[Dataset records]

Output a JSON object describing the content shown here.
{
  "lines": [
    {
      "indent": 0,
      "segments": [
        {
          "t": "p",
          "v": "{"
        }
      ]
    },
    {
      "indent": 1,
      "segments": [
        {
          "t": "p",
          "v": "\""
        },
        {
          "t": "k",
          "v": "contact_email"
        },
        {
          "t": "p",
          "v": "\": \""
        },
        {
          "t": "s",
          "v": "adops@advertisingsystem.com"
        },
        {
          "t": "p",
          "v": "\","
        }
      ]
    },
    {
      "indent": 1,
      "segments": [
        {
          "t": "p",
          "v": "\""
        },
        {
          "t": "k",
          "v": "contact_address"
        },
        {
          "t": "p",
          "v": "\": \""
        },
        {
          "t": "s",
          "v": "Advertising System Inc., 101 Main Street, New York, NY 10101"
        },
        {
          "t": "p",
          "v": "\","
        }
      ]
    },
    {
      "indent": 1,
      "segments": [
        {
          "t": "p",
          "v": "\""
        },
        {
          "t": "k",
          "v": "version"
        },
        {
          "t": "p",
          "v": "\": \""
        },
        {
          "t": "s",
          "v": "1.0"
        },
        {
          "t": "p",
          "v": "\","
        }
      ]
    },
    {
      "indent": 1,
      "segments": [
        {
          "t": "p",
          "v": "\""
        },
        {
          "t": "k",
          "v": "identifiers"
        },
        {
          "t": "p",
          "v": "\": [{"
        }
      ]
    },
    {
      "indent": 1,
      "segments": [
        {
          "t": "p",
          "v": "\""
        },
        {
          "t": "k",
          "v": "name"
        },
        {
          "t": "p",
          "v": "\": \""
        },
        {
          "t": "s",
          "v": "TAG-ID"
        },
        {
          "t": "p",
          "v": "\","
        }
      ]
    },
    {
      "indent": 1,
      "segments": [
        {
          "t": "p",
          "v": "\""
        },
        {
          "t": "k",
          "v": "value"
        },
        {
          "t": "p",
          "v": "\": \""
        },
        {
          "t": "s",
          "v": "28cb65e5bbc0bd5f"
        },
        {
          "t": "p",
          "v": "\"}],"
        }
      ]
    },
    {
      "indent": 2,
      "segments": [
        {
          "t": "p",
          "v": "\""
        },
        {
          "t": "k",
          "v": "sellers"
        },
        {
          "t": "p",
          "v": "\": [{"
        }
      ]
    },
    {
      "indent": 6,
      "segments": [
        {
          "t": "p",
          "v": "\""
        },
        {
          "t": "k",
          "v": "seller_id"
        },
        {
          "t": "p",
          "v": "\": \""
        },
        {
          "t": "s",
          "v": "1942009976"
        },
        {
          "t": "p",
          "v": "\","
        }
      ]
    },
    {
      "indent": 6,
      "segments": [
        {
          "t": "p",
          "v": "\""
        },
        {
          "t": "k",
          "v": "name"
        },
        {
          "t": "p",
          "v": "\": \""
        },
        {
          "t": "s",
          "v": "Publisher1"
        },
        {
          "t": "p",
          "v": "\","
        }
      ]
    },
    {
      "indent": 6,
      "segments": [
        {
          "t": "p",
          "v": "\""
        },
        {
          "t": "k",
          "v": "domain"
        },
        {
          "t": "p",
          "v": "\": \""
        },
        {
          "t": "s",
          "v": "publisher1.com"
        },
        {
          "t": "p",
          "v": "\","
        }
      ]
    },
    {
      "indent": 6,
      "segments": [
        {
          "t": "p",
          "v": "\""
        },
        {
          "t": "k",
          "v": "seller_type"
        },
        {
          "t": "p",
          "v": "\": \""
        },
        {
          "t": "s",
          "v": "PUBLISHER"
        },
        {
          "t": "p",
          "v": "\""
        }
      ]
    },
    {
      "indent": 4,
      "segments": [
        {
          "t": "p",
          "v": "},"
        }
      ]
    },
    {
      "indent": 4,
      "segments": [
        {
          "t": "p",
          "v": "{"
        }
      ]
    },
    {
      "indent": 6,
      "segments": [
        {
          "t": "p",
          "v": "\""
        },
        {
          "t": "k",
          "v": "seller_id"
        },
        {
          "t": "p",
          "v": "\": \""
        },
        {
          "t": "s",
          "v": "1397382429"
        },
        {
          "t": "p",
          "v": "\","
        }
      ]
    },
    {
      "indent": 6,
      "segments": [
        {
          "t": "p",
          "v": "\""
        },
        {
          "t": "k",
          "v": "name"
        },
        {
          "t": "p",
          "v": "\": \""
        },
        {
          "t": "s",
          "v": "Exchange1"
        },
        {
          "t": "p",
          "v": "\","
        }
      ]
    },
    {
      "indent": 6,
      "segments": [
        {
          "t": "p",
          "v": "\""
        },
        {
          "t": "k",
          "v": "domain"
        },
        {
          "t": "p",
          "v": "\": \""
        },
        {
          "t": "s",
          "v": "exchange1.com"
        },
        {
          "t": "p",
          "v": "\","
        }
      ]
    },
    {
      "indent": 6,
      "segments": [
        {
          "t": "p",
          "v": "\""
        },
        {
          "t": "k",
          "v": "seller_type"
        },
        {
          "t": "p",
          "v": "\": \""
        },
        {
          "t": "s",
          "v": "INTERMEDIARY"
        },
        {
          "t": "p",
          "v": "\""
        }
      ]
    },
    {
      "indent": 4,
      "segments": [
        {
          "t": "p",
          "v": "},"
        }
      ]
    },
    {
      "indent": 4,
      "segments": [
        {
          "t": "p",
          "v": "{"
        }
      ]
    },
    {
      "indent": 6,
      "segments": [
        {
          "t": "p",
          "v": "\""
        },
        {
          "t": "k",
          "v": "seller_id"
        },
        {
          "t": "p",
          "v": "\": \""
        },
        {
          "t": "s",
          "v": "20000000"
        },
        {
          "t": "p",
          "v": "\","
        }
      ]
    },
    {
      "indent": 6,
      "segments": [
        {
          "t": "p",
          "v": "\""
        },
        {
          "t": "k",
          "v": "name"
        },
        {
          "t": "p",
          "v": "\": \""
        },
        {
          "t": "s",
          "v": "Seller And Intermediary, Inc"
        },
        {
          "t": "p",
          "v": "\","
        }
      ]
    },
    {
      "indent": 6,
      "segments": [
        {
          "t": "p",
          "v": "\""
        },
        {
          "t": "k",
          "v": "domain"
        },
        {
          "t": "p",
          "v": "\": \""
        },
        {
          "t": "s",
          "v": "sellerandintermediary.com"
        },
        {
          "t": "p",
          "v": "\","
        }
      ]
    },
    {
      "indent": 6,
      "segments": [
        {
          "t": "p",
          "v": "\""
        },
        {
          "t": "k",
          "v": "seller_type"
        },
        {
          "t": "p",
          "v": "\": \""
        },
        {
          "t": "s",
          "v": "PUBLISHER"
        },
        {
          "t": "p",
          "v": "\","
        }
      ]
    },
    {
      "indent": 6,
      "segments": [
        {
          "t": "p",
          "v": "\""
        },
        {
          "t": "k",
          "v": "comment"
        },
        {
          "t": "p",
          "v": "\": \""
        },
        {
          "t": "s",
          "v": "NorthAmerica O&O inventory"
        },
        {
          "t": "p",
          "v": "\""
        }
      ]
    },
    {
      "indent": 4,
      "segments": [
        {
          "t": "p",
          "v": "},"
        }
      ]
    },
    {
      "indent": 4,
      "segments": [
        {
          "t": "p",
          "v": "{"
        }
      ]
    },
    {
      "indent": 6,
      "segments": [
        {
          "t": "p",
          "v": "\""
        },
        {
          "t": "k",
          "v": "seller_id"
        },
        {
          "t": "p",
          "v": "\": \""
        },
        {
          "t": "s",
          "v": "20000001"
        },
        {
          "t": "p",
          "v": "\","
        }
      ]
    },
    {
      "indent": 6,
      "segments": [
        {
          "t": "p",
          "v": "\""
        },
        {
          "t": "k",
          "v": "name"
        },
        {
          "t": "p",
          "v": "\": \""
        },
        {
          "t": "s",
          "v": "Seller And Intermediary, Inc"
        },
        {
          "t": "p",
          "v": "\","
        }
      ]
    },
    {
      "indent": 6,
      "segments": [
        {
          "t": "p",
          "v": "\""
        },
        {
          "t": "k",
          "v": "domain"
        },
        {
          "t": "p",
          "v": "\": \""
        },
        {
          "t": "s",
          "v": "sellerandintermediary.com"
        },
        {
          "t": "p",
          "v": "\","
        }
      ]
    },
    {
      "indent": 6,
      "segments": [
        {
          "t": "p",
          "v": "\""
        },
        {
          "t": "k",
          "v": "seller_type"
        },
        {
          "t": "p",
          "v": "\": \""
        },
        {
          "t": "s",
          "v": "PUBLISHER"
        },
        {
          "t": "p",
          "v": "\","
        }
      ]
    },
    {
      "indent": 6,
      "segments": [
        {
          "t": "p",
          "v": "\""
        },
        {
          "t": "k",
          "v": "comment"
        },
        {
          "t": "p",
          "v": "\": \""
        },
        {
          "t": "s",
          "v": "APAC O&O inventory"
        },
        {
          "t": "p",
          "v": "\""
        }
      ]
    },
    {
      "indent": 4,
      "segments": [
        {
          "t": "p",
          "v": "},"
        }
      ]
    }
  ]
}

[The request] Report only how many lines in the entries contain "inventory".

[Exercise solution] 2